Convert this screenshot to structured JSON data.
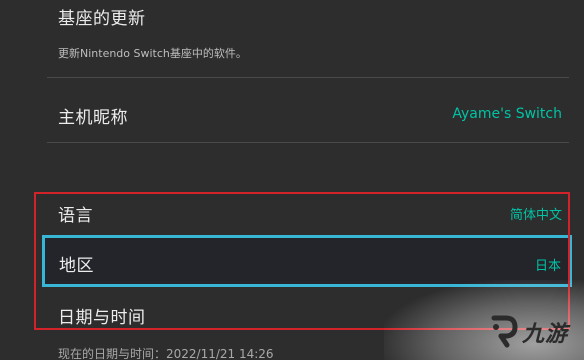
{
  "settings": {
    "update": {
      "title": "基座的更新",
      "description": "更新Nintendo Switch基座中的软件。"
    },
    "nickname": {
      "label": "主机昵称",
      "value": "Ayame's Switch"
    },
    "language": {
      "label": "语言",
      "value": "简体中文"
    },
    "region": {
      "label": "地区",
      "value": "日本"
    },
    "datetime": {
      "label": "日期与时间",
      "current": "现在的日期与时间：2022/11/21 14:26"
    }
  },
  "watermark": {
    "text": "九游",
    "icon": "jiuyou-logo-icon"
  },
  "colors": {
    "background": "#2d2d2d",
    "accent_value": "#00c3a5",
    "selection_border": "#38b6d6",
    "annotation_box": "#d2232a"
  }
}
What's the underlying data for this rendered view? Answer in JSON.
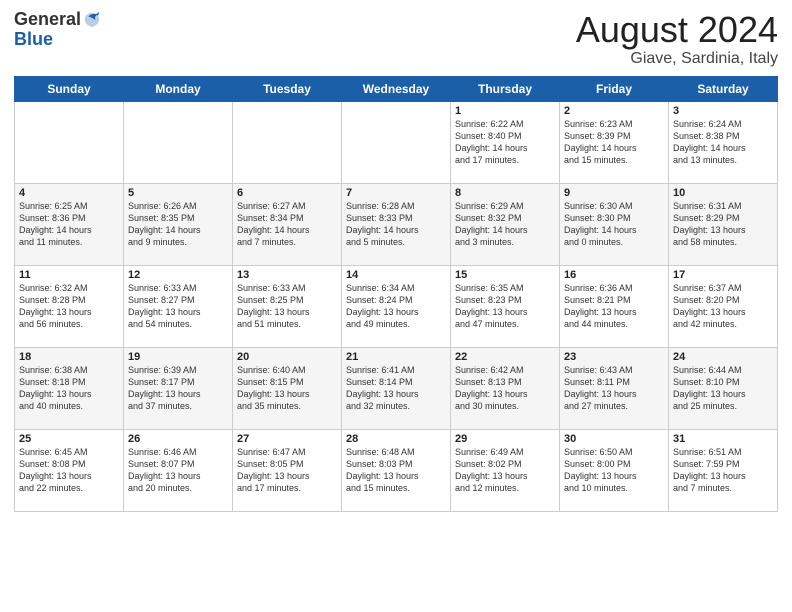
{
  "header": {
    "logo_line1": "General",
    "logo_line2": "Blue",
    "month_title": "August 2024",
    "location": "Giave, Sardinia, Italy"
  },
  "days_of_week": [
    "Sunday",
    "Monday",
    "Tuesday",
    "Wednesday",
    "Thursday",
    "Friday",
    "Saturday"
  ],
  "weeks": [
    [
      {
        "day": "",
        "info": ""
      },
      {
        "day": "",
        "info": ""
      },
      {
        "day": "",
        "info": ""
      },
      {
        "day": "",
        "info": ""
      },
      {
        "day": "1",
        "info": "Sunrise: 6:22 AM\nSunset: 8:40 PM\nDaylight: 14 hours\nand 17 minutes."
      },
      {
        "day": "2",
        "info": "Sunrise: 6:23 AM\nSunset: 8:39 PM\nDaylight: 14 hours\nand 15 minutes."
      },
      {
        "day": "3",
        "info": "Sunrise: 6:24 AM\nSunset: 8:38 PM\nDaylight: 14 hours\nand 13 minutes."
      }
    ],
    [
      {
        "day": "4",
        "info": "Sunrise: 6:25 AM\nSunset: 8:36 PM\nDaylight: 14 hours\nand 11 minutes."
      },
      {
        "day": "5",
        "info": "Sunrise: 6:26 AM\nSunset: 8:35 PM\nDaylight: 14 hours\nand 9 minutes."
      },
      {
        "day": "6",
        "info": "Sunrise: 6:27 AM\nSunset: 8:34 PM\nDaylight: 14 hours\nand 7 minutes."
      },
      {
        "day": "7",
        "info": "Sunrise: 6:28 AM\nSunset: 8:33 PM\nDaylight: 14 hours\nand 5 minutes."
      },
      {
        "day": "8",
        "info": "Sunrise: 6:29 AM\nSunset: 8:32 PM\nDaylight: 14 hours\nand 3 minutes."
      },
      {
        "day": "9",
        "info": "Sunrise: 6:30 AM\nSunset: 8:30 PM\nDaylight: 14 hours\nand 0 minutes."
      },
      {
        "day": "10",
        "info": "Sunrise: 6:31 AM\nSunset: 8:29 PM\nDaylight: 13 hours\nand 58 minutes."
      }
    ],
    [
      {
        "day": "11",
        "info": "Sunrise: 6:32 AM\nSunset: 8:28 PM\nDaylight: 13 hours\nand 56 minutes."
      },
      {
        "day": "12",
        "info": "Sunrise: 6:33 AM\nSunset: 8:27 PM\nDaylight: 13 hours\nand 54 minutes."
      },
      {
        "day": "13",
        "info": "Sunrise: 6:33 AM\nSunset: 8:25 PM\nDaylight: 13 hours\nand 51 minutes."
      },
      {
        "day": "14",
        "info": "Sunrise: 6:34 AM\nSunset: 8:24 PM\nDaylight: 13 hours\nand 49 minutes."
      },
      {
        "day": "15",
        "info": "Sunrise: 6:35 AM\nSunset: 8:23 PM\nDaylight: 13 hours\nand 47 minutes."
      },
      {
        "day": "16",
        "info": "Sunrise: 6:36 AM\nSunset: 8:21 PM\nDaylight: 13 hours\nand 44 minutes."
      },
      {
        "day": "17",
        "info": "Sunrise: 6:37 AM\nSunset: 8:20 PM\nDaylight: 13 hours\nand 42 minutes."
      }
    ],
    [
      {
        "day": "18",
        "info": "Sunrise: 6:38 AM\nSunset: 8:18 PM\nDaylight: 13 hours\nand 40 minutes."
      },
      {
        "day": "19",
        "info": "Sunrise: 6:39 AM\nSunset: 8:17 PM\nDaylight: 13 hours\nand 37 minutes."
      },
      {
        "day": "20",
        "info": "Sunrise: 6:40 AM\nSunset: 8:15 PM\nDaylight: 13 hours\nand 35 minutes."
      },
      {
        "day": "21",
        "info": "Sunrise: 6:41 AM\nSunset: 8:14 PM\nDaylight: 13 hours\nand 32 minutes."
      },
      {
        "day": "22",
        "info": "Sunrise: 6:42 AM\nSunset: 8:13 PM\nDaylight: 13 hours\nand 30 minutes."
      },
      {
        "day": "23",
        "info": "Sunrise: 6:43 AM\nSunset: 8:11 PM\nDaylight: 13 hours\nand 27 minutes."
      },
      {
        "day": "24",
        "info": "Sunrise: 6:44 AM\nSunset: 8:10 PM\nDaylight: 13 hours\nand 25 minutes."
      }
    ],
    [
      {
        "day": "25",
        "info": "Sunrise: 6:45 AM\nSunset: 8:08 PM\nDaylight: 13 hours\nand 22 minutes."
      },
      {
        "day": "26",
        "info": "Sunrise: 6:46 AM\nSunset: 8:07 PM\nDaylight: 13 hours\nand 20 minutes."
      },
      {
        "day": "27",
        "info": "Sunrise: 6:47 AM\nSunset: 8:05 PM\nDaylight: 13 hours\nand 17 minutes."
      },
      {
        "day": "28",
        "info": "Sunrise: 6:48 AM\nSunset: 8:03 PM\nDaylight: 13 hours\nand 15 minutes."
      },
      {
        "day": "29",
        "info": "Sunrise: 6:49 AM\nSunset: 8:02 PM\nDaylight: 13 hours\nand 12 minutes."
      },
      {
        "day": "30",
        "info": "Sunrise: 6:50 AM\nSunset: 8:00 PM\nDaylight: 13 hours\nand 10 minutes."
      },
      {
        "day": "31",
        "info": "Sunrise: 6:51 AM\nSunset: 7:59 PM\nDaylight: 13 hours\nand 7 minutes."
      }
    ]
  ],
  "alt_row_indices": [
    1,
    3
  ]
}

*-*-*

GIVEN PROBLEM: Above are the records. Identify each line that contains the word "this".

THE COMPLETED TASK:
Convert this screenshot to structured JSON data.
What's the underlying data for this rendered view? Answer in JSON.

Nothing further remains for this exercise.